- _PEDIDO DE TRABALHO_
Devolva, sem nenhuma alteração, todo o trecho do texto sobre as farmácias no Brasil que vai desde "Essa característica deveria" até "e na confiança.".

- _TEXTO DE LEITURA_
★ ★ ★ ★ ★ ★ ★
Por: Willians Fiori
O crescimento das farmácias no Brasil reflete profundas mudanças na sociedade, especialmente com o envelhecimento da população. É impressionante ver que, nos anos 70, havia cerca de 12 mil farmácias no país, e hoje esse número chega a aproximadamente 90 mil. No entanto, ao contrário do modelo americano, onde grandes redes dominam o mercado, aqui mais de 70% das farmácias ainda são independentes ou associadas, enquanto apenas 20% pertencem às grandes redes.
Essa característica deveria ser um trunfo, mas algo se perdeu pelo caminho. Antigamente, as farmácias de bairro eram muito mais do que pontos de venda de medicamentos – eram espaços de acolhimento e cuidado. Ali, o farmacêutico conhecia o nome dos clientes, sabia quem eram suas famílias, entendia o histórico de saúde e oferecia conselhos que iam além do técnico. Era um modelo “hi-touch,” baseado na conexão humana, no olhar atento e na confiança.
★ ★ ★ ★ ★ ★ ★
- _LINHAS LISTADAS_

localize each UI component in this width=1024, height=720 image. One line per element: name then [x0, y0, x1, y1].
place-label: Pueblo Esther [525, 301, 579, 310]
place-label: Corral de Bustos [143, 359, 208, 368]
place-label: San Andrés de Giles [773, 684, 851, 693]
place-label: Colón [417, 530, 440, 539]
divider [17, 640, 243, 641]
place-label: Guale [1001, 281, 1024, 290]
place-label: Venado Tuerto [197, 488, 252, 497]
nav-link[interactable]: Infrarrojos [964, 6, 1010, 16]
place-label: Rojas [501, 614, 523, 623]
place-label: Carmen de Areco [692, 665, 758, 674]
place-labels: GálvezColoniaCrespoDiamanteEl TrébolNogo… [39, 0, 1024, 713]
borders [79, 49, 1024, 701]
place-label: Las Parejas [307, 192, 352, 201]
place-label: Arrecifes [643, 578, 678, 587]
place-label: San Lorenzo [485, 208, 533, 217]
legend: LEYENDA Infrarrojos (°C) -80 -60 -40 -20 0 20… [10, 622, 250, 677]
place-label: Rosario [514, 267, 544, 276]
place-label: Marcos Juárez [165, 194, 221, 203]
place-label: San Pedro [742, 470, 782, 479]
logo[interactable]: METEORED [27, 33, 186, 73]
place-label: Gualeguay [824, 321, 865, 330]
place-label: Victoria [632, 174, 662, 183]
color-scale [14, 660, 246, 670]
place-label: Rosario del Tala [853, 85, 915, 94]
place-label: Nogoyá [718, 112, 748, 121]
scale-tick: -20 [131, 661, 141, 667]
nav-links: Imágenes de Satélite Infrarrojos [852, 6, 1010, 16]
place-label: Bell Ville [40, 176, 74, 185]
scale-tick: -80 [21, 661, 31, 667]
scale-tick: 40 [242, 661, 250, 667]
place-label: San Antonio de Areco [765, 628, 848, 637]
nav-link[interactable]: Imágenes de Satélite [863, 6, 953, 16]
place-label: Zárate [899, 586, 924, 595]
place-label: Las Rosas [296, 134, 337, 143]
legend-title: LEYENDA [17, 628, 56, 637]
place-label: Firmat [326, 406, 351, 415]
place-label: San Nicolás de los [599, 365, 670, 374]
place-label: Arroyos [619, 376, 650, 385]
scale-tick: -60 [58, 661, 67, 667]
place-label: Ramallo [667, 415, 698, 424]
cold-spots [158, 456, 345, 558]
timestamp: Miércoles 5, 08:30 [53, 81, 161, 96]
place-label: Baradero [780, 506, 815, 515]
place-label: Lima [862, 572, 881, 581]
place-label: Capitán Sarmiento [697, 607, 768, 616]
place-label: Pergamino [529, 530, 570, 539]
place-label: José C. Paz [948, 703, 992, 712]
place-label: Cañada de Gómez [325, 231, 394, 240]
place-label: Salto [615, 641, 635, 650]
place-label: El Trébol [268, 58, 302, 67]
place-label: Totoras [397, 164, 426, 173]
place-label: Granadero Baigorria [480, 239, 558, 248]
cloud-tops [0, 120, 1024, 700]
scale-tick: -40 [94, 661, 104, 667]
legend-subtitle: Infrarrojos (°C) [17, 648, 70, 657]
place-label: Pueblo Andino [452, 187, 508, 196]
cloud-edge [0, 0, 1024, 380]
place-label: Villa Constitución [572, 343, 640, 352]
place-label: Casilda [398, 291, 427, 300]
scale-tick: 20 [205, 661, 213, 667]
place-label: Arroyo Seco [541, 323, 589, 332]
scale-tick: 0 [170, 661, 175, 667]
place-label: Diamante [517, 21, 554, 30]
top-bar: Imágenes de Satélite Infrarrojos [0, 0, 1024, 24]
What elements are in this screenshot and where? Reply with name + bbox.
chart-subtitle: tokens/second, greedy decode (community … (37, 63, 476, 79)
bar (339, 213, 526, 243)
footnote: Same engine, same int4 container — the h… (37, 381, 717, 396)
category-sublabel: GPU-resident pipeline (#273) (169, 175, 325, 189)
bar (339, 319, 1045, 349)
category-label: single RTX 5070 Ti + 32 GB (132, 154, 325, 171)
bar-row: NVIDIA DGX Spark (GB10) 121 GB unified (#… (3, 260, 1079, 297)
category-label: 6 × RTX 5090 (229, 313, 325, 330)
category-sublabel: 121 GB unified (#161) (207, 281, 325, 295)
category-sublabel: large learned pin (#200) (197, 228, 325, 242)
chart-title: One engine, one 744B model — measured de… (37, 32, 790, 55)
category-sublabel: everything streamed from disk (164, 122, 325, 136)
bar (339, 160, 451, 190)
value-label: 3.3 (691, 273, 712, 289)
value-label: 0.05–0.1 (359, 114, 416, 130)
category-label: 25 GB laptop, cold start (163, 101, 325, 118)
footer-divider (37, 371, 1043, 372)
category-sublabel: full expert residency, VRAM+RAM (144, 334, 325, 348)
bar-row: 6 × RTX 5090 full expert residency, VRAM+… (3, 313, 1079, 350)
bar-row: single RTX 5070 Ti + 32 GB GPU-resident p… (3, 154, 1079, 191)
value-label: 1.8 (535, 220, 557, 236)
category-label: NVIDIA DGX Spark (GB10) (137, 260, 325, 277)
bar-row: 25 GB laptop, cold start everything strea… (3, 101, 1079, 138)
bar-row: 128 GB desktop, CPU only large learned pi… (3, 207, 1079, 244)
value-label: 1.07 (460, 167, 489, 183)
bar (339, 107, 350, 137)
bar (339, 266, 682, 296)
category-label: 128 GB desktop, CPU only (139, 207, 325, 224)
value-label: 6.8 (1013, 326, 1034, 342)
★ ★ ★ ★ ★ ★ ★
- _RESPOSTA ESCRITA_
Essa característica deveria ser um trunfo, mas algo se perdeu pelo caminho. Antigamente, as farmácias de bairro eram muito mais do que pontos de venda de medicamentos – eram espaços de acolhimento e cuidado. Ali, o farmacêutico conhecia o nome dos clientes, sabia quem eram suas famílias, entendia o histórico de saúde e oferecia conselhos que iam além do técnico. Era um modelo “hi-touch,” baseado na conexão humana, no olhar atento e na confiança.